▶ _TASK DETAILS_
Reproduce every line of the items word for word, keeping each name, its text and its bracketed coordinates unchanged.

*** GIVEN INFORMATION

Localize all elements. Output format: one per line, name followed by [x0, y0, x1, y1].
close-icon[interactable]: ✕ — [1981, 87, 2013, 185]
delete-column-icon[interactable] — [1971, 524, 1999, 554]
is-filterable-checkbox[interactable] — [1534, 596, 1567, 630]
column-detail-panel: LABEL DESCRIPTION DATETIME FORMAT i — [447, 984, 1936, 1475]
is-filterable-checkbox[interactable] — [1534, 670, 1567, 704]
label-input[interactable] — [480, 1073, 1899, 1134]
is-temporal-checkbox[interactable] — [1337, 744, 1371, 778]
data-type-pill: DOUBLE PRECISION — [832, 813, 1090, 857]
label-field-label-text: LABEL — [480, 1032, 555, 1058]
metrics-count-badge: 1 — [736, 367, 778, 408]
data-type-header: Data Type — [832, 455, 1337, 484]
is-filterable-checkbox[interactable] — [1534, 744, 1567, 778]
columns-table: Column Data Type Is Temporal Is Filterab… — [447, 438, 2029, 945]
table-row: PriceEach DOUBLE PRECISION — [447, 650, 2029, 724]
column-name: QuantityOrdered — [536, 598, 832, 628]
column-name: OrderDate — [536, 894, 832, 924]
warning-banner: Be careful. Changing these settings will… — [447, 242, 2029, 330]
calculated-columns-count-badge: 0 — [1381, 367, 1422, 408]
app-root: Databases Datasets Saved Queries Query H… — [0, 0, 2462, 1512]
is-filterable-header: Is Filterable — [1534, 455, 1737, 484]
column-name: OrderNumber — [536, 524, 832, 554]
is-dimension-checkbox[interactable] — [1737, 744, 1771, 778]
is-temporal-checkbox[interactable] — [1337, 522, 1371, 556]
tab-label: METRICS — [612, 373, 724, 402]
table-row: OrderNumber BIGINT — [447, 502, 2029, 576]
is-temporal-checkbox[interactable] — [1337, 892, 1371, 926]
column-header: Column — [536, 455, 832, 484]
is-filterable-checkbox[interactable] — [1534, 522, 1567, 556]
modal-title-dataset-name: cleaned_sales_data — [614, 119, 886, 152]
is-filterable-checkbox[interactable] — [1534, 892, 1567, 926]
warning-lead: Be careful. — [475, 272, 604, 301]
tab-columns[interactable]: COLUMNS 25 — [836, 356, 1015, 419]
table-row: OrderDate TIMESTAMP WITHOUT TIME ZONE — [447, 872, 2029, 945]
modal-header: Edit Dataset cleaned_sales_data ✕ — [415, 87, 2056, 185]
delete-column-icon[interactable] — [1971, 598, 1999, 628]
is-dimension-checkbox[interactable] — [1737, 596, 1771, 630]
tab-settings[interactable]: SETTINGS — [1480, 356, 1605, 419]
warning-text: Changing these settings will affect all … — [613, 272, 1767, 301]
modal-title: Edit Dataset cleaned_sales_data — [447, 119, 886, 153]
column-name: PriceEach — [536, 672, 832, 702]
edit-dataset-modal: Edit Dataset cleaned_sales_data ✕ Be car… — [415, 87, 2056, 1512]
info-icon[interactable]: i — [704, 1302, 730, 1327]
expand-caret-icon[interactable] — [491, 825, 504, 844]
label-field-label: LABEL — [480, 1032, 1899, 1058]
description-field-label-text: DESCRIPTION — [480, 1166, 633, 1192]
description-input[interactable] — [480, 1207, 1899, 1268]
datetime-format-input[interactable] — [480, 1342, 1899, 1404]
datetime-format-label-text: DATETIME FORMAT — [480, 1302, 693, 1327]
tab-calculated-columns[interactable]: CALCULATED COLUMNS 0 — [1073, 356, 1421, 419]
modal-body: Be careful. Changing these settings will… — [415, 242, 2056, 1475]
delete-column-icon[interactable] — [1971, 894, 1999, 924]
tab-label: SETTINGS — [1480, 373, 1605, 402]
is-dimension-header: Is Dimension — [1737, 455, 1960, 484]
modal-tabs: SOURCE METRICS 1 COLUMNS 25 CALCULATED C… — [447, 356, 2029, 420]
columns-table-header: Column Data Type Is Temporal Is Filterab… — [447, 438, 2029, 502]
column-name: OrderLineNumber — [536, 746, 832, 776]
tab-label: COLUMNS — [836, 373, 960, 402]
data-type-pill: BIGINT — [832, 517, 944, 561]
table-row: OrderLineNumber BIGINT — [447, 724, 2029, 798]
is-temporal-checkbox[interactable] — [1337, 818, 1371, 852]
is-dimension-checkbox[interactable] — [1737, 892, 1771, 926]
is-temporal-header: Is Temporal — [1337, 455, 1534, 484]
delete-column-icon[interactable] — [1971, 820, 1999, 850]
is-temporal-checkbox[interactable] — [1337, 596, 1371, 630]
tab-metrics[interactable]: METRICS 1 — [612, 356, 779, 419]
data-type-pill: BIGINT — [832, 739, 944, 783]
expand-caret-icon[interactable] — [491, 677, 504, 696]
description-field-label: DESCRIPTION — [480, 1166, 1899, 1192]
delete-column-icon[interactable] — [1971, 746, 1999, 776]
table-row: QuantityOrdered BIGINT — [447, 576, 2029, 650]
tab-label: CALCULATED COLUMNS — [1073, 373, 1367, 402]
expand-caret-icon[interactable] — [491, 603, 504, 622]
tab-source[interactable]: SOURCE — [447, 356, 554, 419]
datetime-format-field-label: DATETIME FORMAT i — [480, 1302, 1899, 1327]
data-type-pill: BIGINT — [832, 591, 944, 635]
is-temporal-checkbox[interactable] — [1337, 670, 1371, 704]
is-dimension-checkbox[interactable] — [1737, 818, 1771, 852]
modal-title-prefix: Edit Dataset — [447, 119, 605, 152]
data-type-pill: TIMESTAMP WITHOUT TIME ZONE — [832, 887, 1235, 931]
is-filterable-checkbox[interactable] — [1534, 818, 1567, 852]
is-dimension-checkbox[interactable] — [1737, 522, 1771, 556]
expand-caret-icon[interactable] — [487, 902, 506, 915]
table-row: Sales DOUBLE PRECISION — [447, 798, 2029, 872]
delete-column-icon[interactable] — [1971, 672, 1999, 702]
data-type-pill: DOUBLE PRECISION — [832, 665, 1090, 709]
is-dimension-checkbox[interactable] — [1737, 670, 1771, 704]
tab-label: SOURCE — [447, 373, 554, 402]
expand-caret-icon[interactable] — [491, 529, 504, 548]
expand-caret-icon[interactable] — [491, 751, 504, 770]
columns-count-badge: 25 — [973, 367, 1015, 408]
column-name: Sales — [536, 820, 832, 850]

******

▶ _COMPLETE ANSWER_
Localize all elements. Output format: one per line, name followed by [x0, y0, x1, y1].
close-icon[interactable]: ✕ — [1981, 87, 2013, 185]
delete-column-icon[interactable] — [1971, 524, 1999, 554]
is-filterable-checkbox[interactable] — [1534, 596, 1567, 630]
column-detail-panel: LABEL DESCRIPTION DATETIME FORMAT i — [447, 984, 1936, 1475]
is-filterable-checkbox[interactable] — [1534, 670, 1567, 704]
label-input[interactable] — [480, 1073, 1899, 1134]
is-temporal-checkbox[interactable] — [1337, 744, 1371, 778]
data-type-pill: DOUBLE PRECISION — [832, 813, 1090, 857]
label-field-label-text: LABEL — [480, 1032, 555, 1058]
metrics-count-badge: 1 — [736, 367, 778, 408]
data-type-header: Data Type — [832, 455, 1337, 484]
is-filterable-checkbox[interactable] — [1534, 744, 1567, 778]
columns-table: Column Data Type Is Temporal Is Filterab… — [447, 438, 2029, 945]
table-row: PriceEach DOUBLE PRECISION — [447, 650, 2029, 724]
column-name: QuantityOrdered — [536, 598, 832, 628]
column-name: OrderDate — [536, 894, 832, 924]
warning-banner: Be careful. Changing these settings will… — [447, 242, 2029, 330]
calculated-columns-count-badge: 0 — [1381, 367, 1422, 408]
app-root: Databases Datasets Saved Queries Query H… — [0, 0, 2462, 1512]
is-filterable-header: Is Filterable — [1534, 455, 1737, 484]
column-name: OrderNumber — [536, 524, 832, 554]
is-dimension-checkbox[interactable] — [1737, 744, 1771, 778]
is-temporal-checkbox[interactable] — [1337, 522, 1371, 556]
tab-label: METRICS — [612, 373, 724, 402]
table-row: OrderNumber BIGINT — [447, 502, 2029, 576]
is-temporal-checkbox[interactable] — [1337, 892, 1371, 926]
column-header: Column — [536, 455, 832, 484]
is-filterable-checkbox[interactable] — [1534, 522, 1567, 556]
modal-title-dataset-name: cleaned_sales_data — [614, 119, 886, 152]
is-filterable-checkbox[interactable] — [1534, 892, 1567, 926]
warning-lead: Be careful. — [475, 272, 604, 301]
tab-columns[interactable]: COLUMNS 25 — [836, 356, 1015, 419]
table-row: OrderDate TIMESTAMP WITHOUT TIME ZONE — [447, 872, 2029, 945]
modal-header: Edit Dataset cleaned_sales_data ✕ — [415, 87, 2056, 185]
delete-column-icon[interactable] — [1971, 598, 1999, 628]
is-dimension-checkbox[interactable] — [1737, 596, 1771, 630]
tab-settings[interactable]: SETTINGS — [1480, 356, 1605, 419]
warning-text: Changing these settings will affect all … — [613, 272, 1767, 301]
modal-title: Edit Dataset cleaned_sales_data — [447, 119, 886, 153]
column-name: PriceEach — [536, 672, 832, 702]
edit-dataset-modal: Edit Dataset cleaned_sales_data ✕ Be car… — [415, 87, 2056, 1512]
info-icon[interactable]: i — [704, 1302, 730, 1327]
expand-caret-icon[interactable] — [491, 825, 504, 844]
label-field-label: LABEL — [480, 1032, 1899, 1058]
description-field-label-text: DESCRIPTION — [480, 1166, 633, 1192]
description-input[interactable] — [480, 1207, 1899, 1268]
datetime-format-input[interactable] — [480, 1342, 1899, 1404]
datetime-format-label-text: DATETIME FORMAT — [480, 1302, 693, 1327]
tab-calculated-columns[interactable]: CALCULATED COLUMNS 0 — [1073, 356, 1421, 419]
modal-body: Be careful. Changing these settings will… — [415, 242, 2056, 1475]
delete-column-icon[interactable] — [1971, 894, 1999, 924]
tab-label: SETTINGS — [1480, 373, 1605, 402]
is-dimension-header: Is Dimension — [1737, 455, 1960, 484]
modal-tabs: SOURCE METRICS 1 COLUMNS 25 CALCULATED C… — [447, 356, 2029, 420]
columns-table-header: Column Data Type Is Temporal Is Filterab… — [447, 438, 2029, 502]
column-name: OrderLineNumber — [536, 746, 832, 776]
tab-label: COLUMNS — [836, 373, 960, 402]
data-type-pill: BIGINT — [832, 517, 944, 561]
table-row: OrderLineNumber BIGINT — [447, 724, 2029, 798]
is-temporal-checkbox[interactable] — [1337, 818, 1371, 852]
is-dimension-checkbox[interactable] — [1737, 892, 1771, 926]
is-temporal-header: Is Temporal — [1337, 455, 1534, 484]
delete-column-icon[interactable] — [1971, 820, 1999, 850]
is-temporal-checkbox[interactable] — [1337, 596, 1371, 630]
tab-metrics[interactable]: METRICS 1 — [612, 356, 779, 419]
data-type-pill: BIGINT — [832, 739, 944, 783]
expand-caret-icon[interactable] — [491, 677, 504, 696]
description-field-label: DESCRIPTION — [480, 1166, 1899, 1192]
delete-column-icon[interactable] — [1971, 746, 1999, 776]
table-row: QuantityOrdered BIGINT — [447, 576, 2029, 650]
tab-label: CALCULATED COLUMNS — [1073, 373, 1367, 402]
expand-caret-icon[interactable] — [491, 603, 504, 622]
tab-source[interactable]: SOURCE — [447, 356, 554, 419]
datetime-format-field-label: DATETIME FORMAT i — [480, 1302, 1899, 1327]
data-type-pill: BIGINT — [832, 591, 944, 635]
is-temporal-checkbox[interactable] — [1337, 670, 1371, 704]
is-dimension-checkbox[interactable] — [1737, 818, 1771, 852]
modal-title-prefix: Edit Dataset — [447, 119, 605, 152]
data-type-pill: TIMESTAMP WITHOUT TIME ZONE — [832, 887, 1235, 931]
is-filterable-checkbox[interactable] — [1534, 818, 1567, 852]
is-dimension-checkbox[interactable] — [1737, 522, 1771, 556]
expand-caret-icon[interactable] — [487, 902, 506, 915]
table-row: Sales DOUBLE PRECISION — [447, 798, 2029, 872]
delete-column-icon[interactable] — [1971, 672, 1999, 702]
data-type-pill: DOUBLE PRECISION — [832, 665, 1090, 709]
is-dimension-checkbox[interactable] — [1737, 670, 1771, 704]
tab-label: SOURCE — [447, 373, 554, 402]
expand-caret-icon[interactable] — [491, 529, 504, 548]
expand-caret-icon[interactable] — [491, 751, 504, 770]
columns-count-badge: 25 — [973, 367, 1015, 408]
column-name: Sales — [536, 820, 832, 850]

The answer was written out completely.